>> start

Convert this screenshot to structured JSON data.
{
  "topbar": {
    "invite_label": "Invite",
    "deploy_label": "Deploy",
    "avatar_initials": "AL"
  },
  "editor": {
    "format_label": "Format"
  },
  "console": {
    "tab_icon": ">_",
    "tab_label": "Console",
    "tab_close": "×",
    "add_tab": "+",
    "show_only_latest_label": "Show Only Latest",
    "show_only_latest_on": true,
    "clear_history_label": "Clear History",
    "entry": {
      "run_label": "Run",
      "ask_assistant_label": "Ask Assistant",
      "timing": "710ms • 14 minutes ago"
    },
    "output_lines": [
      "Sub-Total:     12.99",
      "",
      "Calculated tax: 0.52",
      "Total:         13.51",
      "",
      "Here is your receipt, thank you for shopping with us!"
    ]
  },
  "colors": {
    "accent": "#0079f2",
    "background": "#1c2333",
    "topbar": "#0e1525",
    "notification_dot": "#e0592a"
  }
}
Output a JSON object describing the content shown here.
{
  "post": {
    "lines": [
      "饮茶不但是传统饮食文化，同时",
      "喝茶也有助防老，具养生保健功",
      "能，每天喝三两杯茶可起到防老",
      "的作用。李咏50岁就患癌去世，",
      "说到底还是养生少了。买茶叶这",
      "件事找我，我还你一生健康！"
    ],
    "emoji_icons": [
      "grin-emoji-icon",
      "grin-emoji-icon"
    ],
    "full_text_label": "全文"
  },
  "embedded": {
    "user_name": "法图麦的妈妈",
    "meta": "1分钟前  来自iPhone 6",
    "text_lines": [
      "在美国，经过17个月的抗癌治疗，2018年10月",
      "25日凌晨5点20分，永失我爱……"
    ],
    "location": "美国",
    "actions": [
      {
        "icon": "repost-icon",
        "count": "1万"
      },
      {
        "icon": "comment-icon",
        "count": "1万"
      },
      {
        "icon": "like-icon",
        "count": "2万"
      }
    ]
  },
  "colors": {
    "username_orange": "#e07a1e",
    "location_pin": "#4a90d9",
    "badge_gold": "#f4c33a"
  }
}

>> end
>> start

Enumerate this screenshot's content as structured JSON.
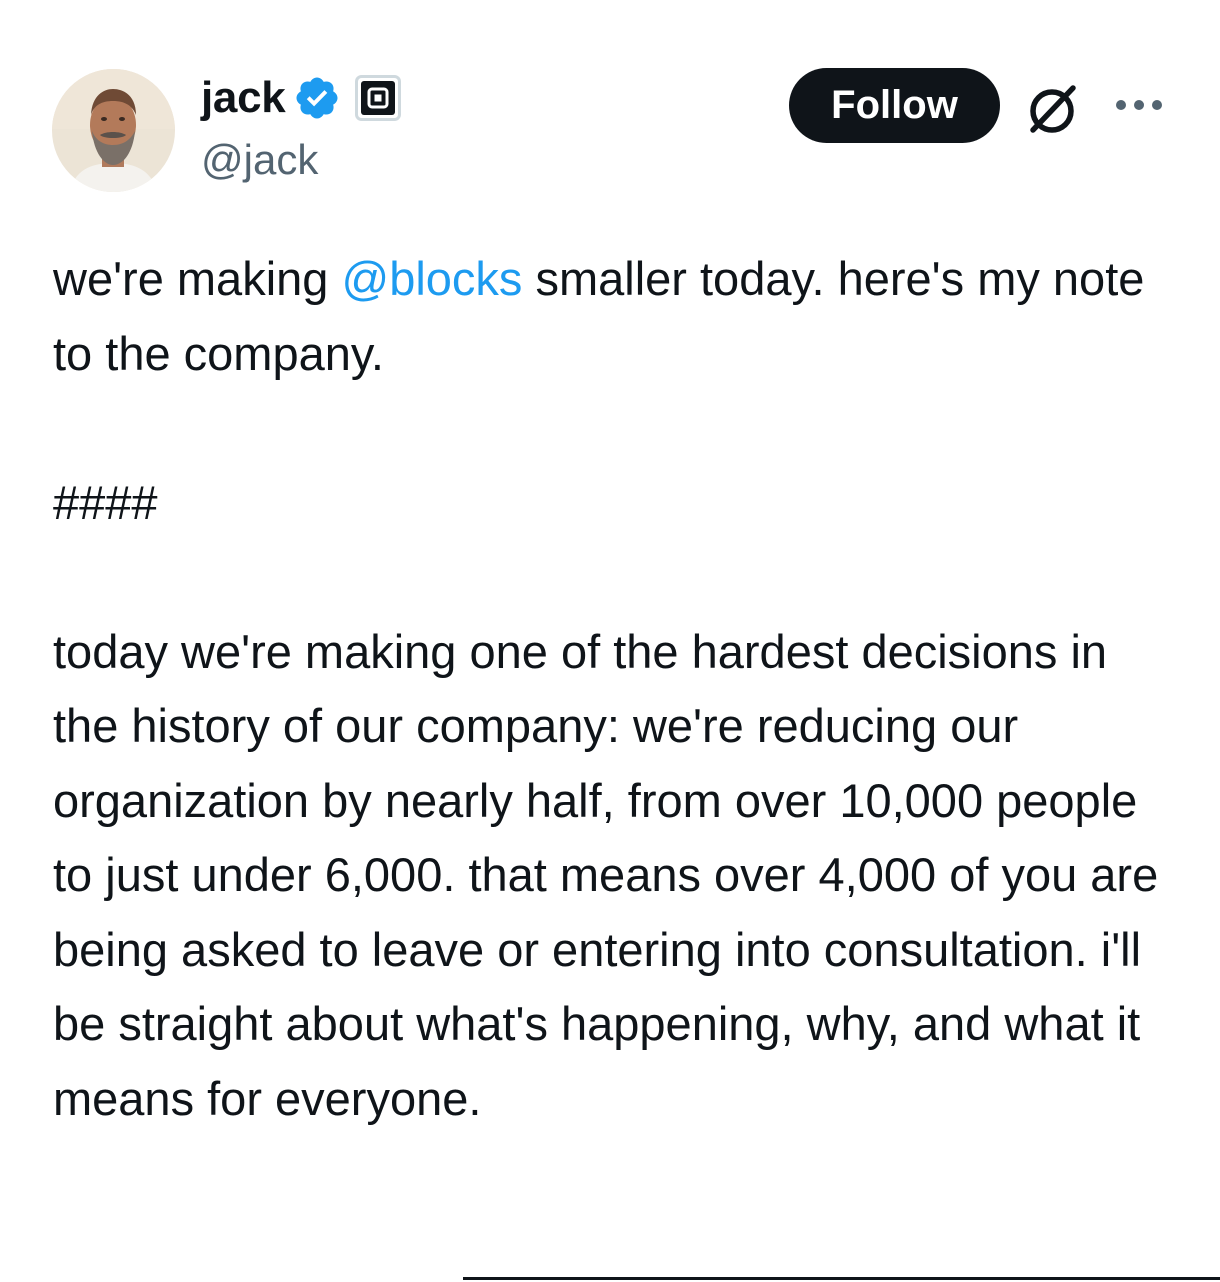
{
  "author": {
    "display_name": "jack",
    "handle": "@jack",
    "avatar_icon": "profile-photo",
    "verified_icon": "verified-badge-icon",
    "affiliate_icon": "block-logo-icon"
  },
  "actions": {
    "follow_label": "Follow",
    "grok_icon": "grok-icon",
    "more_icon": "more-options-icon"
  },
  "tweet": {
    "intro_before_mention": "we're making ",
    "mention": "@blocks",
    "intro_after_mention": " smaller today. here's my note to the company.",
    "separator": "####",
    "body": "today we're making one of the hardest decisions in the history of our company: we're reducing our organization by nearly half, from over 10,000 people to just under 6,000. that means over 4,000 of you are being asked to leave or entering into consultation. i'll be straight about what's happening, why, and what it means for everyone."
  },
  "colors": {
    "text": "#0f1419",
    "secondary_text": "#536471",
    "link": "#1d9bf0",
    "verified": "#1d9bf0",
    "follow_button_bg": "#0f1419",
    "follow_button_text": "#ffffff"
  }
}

>> end

_Aim_: Look over the material above and show each line where "structured" appears.

_Reply_:
Convert this screenshot to structured JSON data.
Enumerate this screenshot's content as structured JSON.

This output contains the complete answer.